* Records to use
◆ ◆ ◆ ◆

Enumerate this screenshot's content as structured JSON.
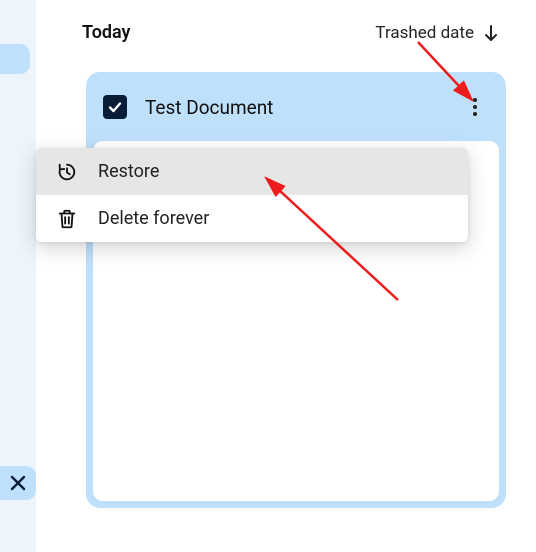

◆ ◆ ◆ ◆

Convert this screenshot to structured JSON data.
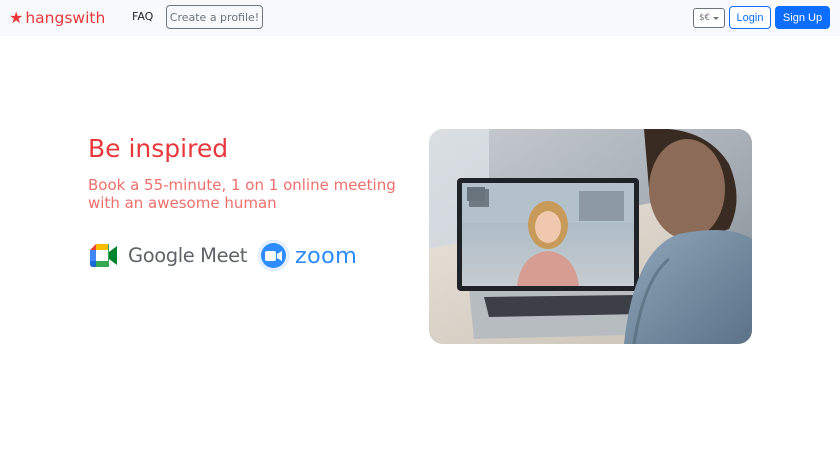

◆ ◆ ◆ ◆

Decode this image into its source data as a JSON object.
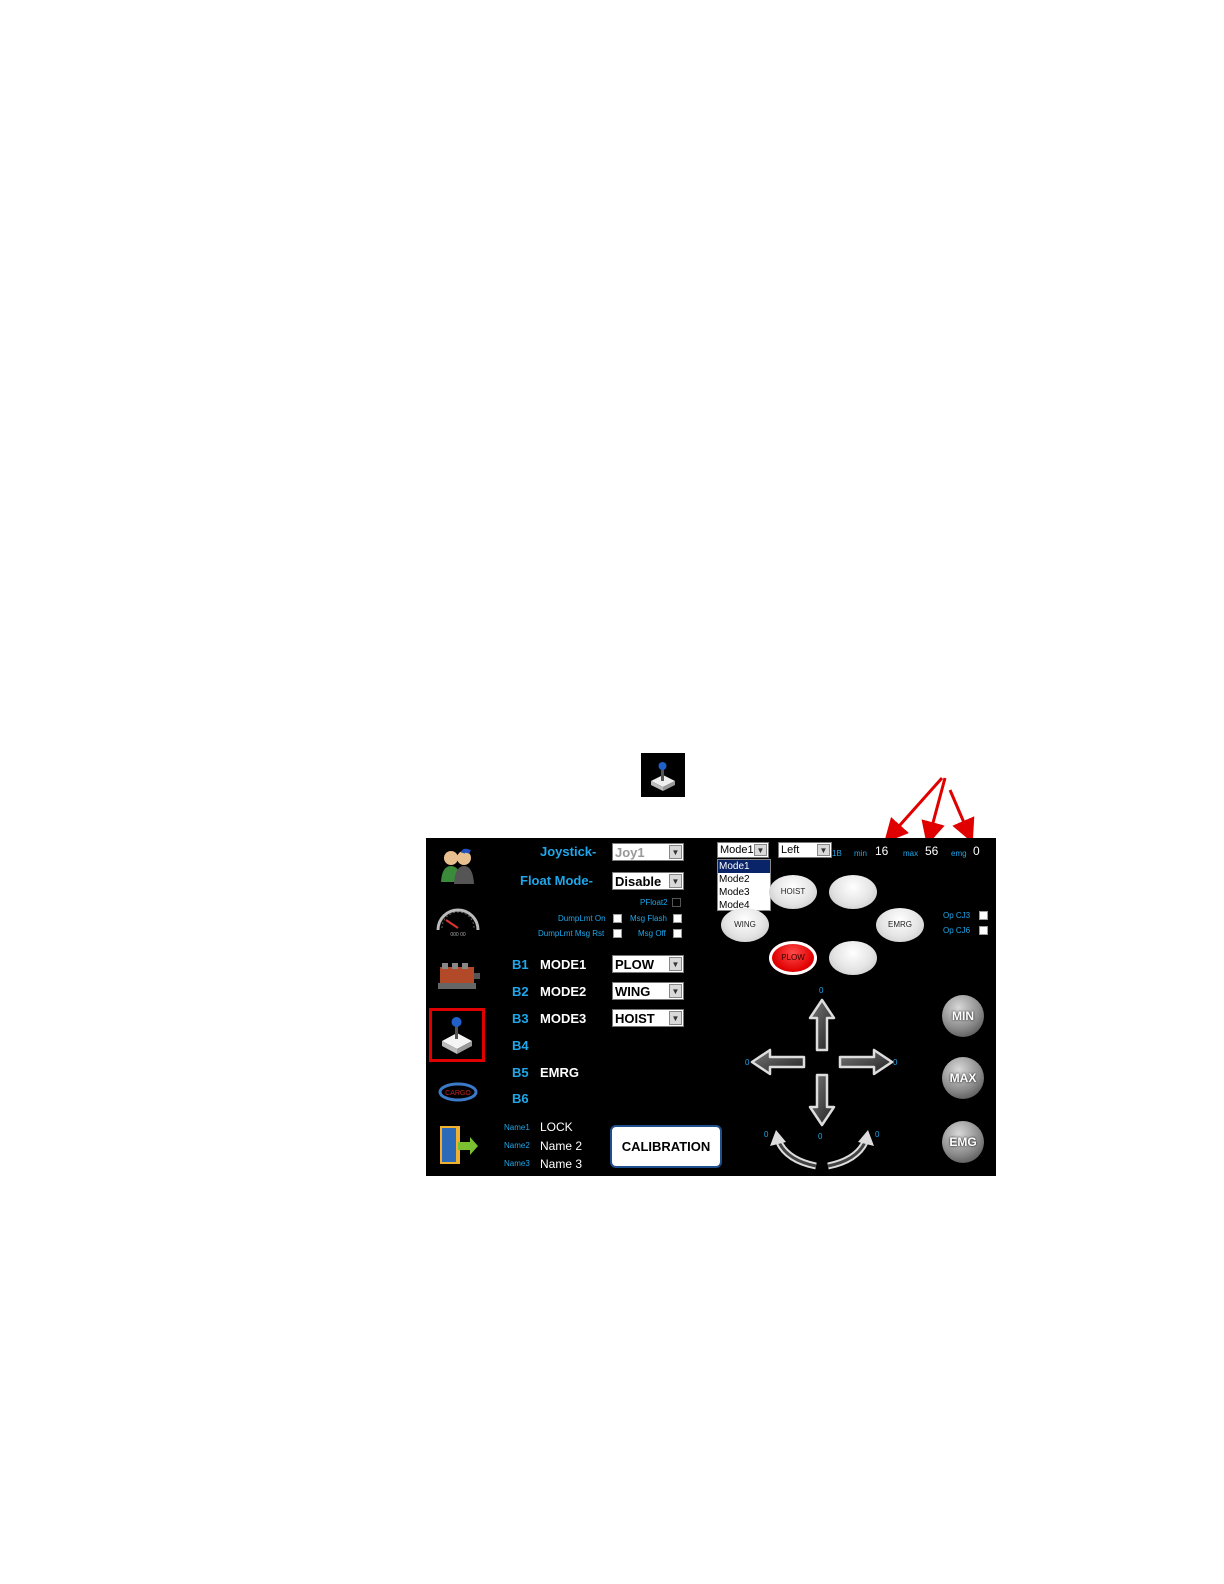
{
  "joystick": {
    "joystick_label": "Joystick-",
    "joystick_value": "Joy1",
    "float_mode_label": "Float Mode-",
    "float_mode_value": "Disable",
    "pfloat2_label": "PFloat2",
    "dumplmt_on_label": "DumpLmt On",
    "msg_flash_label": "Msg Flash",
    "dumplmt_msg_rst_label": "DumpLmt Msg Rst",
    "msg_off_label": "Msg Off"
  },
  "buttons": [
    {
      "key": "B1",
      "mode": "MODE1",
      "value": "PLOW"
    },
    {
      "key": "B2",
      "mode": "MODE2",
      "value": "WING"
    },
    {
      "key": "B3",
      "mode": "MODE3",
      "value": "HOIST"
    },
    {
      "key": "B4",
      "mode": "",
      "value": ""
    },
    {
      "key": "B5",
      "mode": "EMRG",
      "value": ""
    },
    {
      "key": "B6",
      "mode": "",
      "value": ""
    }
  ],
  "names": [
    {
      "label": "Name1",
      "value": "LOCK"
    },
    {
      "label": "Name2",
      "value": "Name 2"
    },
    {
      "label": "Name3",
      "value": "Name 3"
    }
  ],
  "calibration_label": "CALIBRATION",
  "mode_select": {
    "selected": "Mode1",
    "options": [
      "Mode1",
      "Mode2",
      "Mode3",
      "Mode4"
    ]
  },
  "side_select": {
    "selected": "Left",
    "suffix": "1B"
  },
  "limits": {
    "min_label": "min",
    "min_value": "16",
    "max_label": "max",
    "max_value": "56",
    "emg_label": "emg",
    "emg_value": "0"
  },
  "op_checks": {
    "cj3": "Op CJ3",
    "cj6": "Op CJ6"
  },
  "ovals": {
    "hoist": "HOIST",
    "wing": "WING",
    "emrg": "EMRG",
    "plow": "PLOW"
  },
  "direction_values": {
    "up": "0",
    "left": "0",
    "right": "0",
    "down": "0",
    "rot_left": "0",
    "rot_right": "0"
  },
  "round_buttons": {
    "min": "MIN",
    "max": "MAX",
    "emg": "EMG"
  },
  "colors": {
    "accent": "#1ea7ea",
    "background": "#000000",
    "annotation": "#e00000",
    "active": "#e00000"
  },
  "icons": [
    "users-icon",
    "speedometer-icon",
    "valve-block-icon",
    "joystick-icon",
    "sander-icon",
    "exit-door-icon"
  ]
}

◆ ◆ ◆ ◆

* Task statement
Lines that hold the word "structured" are the ones to return, every one of them.

* Output
Enumerate this screenshot's content as structured JSON.
Convert this screenshot to structured JSON data.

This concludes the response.